Saved data entries:
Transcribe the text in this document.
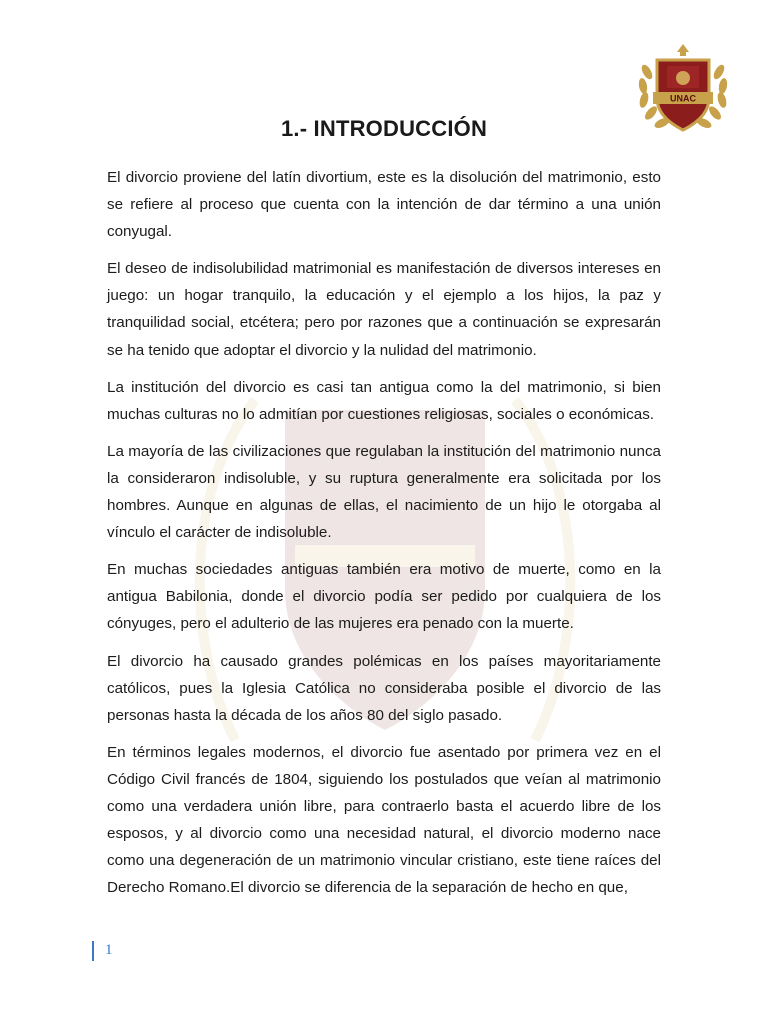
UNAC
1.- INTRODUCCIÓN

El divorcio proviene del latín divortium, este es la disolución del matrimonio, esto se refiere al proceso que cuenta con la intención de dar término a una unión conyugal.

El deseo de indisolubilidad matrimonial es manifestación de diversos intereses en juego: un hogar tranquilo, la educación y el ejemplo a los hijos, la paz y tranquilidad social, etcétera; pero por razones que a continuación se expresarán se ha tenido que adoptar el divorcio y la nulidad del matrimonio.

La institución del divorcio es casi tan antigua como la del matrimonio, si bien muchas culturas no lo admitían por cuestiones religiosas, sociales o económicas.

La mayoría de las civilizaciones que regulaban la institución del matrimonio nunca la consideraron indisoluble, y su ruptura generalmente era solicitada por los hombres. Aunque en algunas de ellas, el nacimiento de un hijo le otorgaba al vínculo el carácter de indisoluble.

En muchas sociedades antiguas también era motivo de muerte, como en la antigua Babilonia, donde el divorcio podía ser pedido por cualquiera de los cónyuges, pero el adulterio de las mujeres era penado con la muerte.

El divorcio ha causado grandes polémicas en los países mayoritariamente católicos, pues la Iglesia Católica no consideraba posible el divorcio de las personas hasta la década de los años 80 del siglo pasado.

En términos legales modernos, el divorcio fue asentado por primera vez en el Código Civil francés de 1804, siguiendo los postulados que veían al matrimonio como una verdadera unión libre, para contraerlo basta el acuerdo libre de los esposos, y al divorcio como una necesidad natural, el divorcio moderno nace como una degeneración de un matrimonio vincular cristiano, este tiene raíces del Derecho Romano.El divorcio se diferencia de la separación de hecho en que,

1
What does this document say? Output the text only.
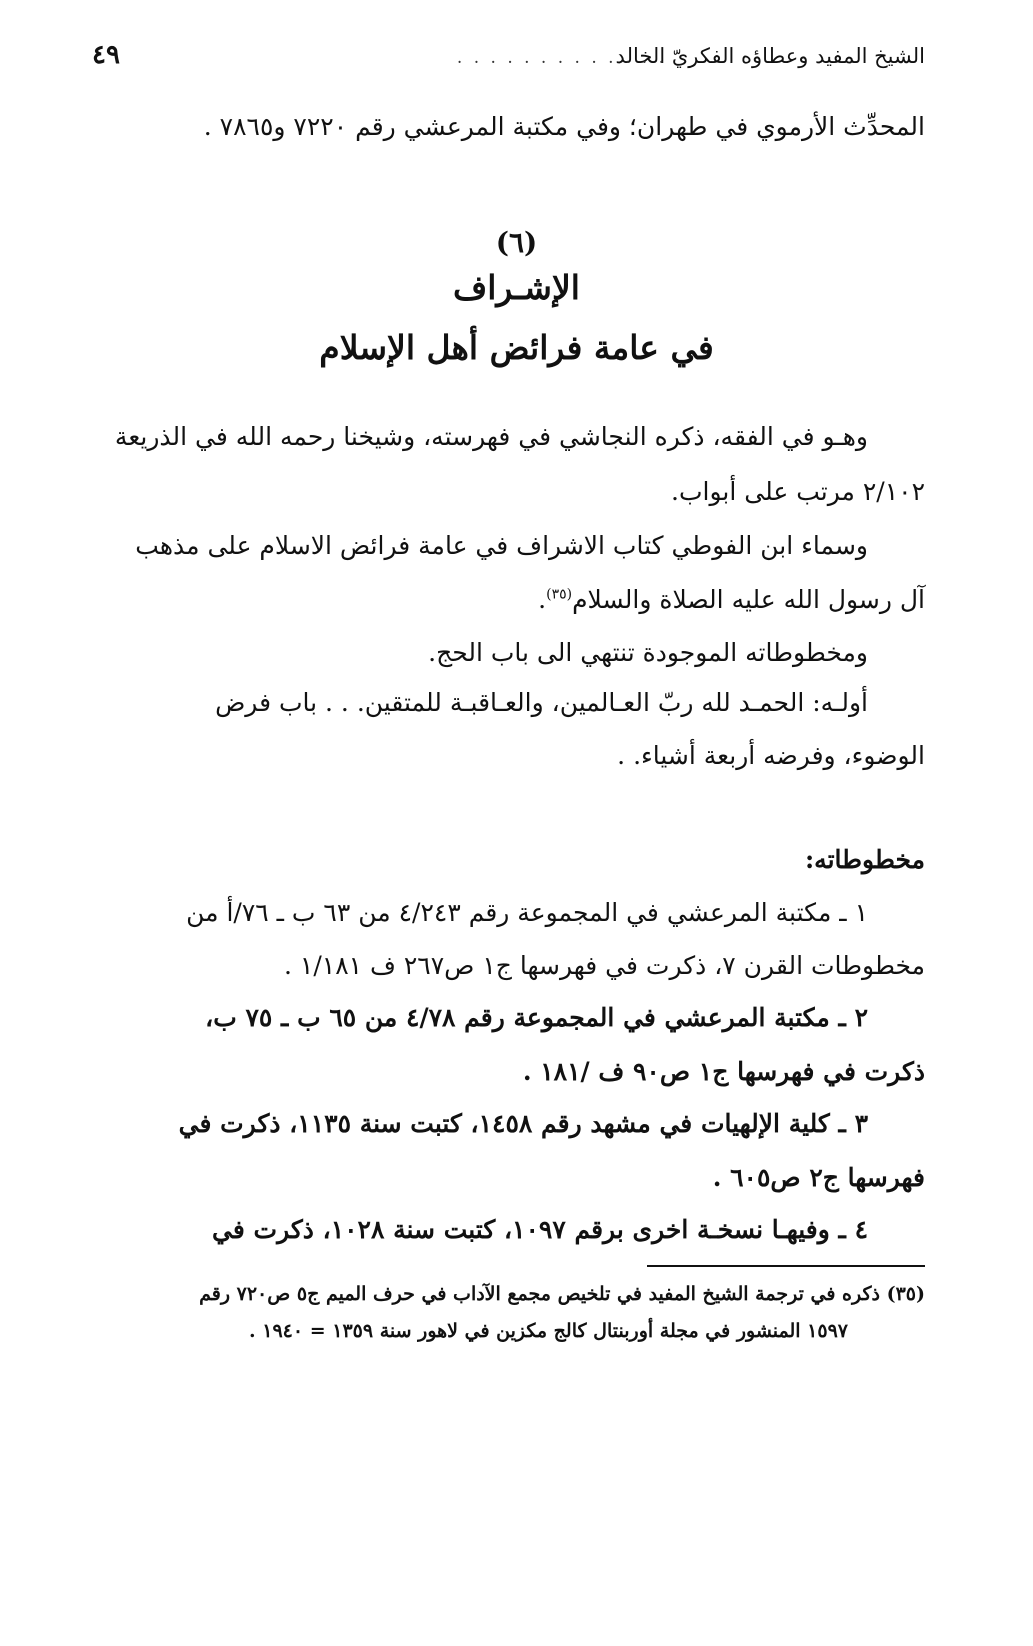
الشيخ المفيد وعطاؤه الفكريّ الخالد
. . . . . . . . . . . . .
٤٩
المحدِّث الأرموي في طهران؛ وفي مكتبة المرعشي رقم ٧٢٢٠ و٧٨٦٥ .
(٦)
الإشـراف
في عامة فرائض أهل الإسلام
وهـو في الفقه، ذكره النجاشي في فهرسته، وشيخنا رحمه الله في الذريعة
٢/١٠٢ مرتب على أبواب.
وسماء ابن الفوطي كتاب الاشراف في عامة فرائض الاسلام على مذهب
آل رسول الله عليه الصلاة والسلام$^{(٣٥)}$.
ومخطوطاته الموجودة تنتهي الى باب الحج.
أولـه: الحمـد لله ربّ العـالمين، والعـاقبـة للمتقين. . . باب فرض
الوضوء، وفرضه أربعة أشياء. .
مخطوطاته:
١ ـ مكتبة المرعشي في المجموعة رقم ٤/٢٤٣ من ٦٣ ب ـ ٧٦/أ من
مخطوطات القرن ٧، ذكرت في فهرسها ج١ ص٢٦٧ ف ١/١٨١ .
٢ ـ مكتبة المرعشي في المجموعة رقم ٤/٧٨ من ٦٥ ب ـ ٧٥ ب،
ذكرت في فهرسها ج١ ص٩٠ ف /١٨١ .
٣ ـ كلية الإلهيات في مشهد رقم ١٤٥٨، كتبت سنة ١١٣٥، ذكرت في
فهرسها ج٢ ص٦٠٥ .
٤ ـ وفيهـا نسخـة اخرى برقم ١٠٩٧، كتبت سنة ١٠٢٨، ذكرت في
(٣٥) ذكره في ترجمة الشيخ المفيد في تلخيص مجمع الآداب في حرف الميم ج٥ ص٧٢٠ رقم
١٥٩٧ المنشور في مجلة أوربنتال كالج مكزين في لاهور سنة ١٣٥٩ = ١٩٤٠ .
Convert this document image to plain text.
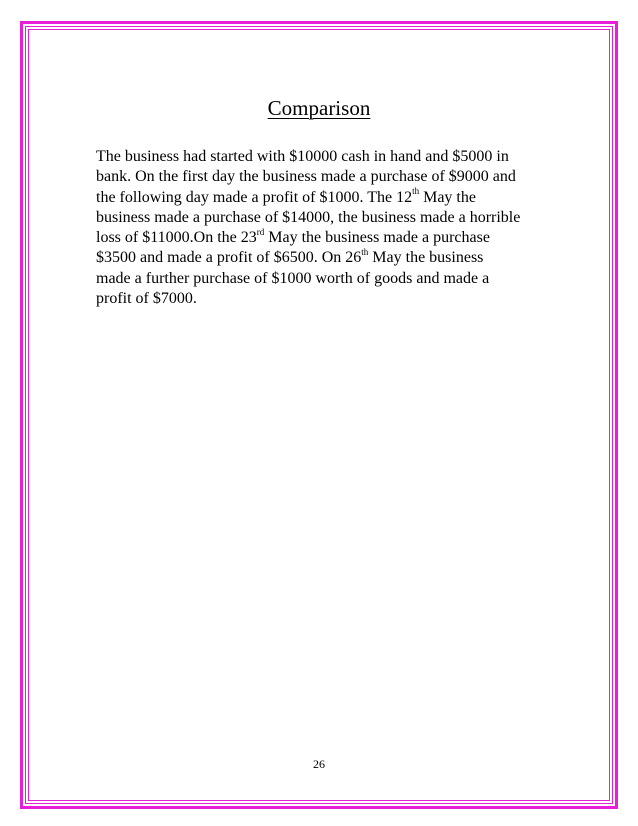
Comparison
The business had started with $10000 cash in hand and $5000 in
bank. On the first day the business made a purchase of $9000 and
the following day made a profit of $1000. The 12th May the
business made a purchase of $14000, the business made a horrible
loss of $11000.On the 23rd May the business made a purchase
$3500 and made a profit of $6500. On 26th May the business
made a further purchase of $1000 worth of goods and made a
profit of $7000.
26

» **Given instruction**
Show every line of the records above that contains the word "الشيخ".

» **Solution**
الشيخ المفيد وعطاؤه الفكريّ الخالد
(٣٥) ذكره في ترجمة الشيخ المفيد في تلخيص مجمع الآداب في حرف الميم ج٥ ص٧٢٠ رقم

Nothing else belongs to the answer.